* [The records]
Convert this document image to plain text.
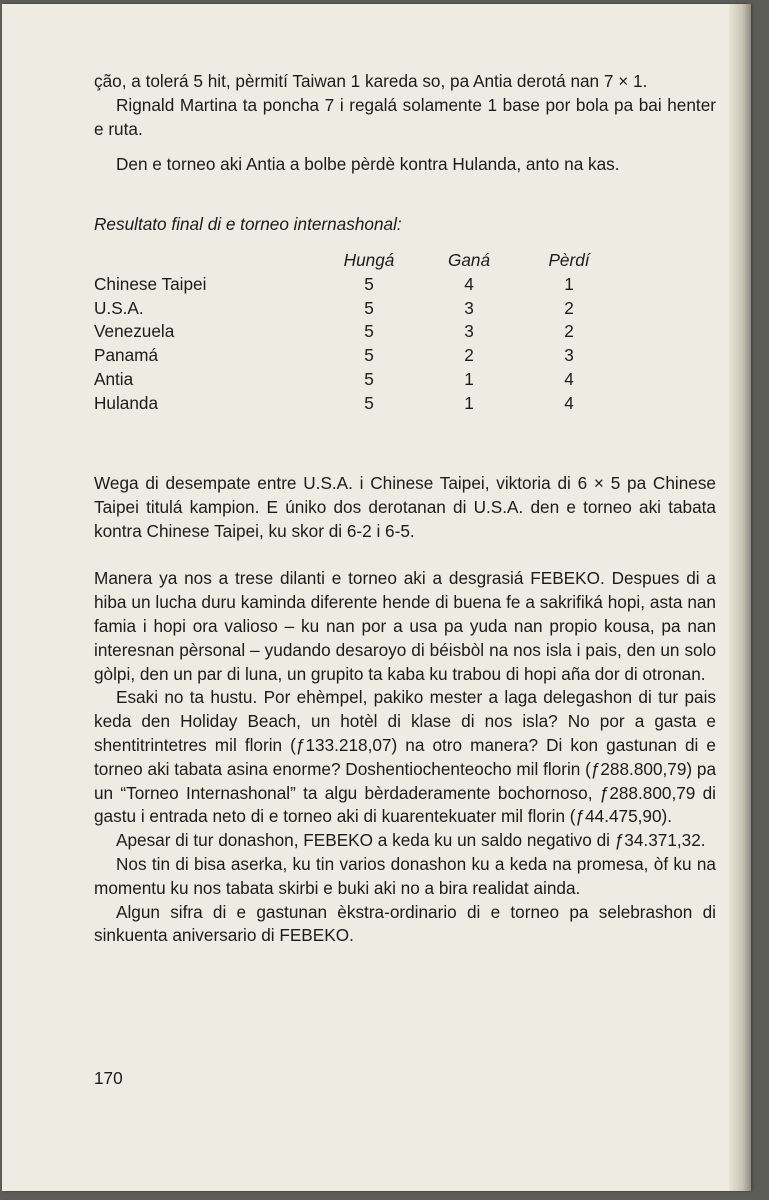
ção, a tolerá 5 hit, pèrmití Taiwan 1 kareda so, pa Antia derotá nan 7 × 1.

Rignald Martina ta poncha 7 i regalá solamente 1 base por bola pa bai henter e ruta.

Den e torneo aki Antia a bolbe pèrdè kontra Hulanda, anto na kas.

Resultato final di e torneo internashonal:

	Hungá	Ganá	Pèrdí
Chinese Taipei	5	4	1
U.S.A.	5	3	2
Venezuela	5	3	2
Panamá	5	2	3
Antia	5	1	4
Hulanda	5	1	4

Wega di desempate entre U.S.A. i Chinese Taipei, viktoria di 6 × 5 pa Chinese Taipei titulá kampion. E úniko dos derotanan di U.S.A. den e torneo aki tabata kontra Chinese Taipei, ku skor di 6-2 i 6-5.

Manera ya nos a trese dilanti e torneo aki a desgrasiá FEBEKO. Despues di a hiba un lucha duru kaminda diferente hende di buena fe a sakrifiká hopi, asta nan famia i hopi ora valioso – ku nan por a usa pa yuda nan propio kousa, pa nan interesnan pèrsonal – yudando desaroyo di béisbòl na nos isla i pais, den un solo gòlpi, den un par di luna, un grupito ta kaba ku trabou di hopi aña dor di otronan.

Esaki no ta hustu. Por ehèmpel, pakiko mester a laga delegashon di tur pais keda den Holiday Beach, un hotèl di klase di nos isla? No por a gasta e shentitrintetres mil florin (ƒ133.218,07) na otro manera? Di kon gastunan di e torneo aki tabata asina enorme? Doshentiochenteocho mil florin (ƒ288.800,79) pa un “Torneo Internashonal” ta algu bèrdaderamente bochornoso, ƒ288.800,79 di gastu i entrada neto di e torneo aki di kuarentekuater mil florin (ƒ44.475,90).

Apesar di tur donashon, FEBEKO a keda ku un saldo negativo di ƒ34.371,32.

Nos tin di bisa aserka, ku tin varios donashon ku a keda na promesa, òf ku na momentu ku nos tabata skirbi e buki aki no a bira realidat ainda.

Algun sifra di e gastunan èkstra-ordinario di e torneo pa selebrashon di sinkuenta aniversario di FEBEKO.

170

* [Short task]
Return the listing above word for word, with the pictures removed.

* [Full solution]
Convert this document image to plain text.
ção, a tolerá 5 hit, pèrmití Taiwan 1 kareda so, pa Antia derotá nan 7 × 1.

Rignald Martina ta poncha 7 i regalá solamente 1 base por bola pa bai henter e ruta.

Den e torneo aki Antia a bolbe pèrdè kontra Hulanda, anto na kas.

Resultato final di e torneo internashonal:

	Hungá	Ganá	Pèrdí
Chinese Taipei	5	4	1
U.S.A.	5	3	2
Venezuela	5	3	2
Panamá	5	2	3
Antia	5	1	4
Hulanda	5	1	4

Wega di desempate entre U.S.A. i Chinese Taipei, viktoria di 6 × 5 pa Chinese Taipei titulá kampion. E úniko dos derotanan di U.S.A. den e torneo aki tabata kontra Chinese Taipei, ku skor di 6-2 i 6-5.

Manera ya nos a trese dilanti e torneo aki a desgrasiá FEBEKO. Despues di a hiba un lucha duru kaminda diferente hende di buena fe a sakrifiká hopi, asta nan famia i hopi ora valioso – ku nan por a usa pa yuda nan propio kousa, pa nan interesnan pèrsonal – yudando desaroyo di béisbòl na nos isla i pais, den un solo gòlpi, den un par di luna, un grupito ta kaba ku trabou di hopi aña dor di otronan.

Esaki no ta hustu. Por ehèmpel, pakiko mester a laga delegashon di tur pais keda den Holiday Beach, un hotèl di klase di nos isla? No por a gasta e shentitrintetres mil florin (ƒ133.218,07) na otro manera? Di kon gastunan di e torneo aki tabata asina enorme? Doshentiochenteocho mil florin (ƒ288.800,79) pa un “Torneo Internashonal” ta algu bèrdaderamente bochornoso, ƒ288.800,79 di gastu i entrada neto di e torneo aki di kuarentekuater mil florin (ƒ44.475,90).

Apesar di tur donashon, FEBEKO a keda ku un saldo negativo di ƒ34.371,32.

Nos tin di bisa aserka, ku tin varios donashon ku a keda na promesa, òf ku na momentu ku nos tabata skirbi e buki aki no a bira realidat ainda.

Algun sifra di e gastunan èkstra-ordinario di e torneo pa selebrashon di sinkuenta aniversario di FEBEKO.

170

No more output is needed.